WORK TO DO: Scan the entries below and report only how many lines contain "Guidance".

EXERCISE INPUTS:
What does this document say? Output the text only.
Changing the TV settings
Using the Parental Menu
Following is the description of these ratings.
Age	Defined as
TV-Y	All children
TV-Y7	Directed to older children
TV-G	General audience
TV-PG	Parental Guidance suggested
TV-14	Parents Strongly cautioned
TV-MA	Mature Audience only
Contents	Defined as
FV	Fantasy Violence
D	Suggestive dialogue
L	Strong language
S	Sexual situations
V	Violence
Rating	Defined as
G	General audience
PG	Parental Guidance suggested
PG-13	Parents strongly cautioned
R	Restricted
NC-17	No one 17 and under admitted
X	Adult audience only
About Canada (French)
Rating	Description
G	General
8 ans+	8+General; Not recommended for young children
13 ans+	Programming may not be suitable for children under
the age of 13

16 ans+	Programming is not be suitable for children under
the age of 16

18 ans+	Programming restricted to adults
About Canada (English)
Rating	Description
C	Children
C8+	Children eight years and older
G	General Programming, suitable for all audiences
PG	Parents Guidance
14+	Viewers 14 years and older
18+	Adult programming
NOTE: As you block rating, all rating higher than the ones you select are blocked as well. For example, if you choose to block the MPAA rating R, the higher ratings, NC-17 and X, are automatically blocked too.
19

FINAL ANSWER: 3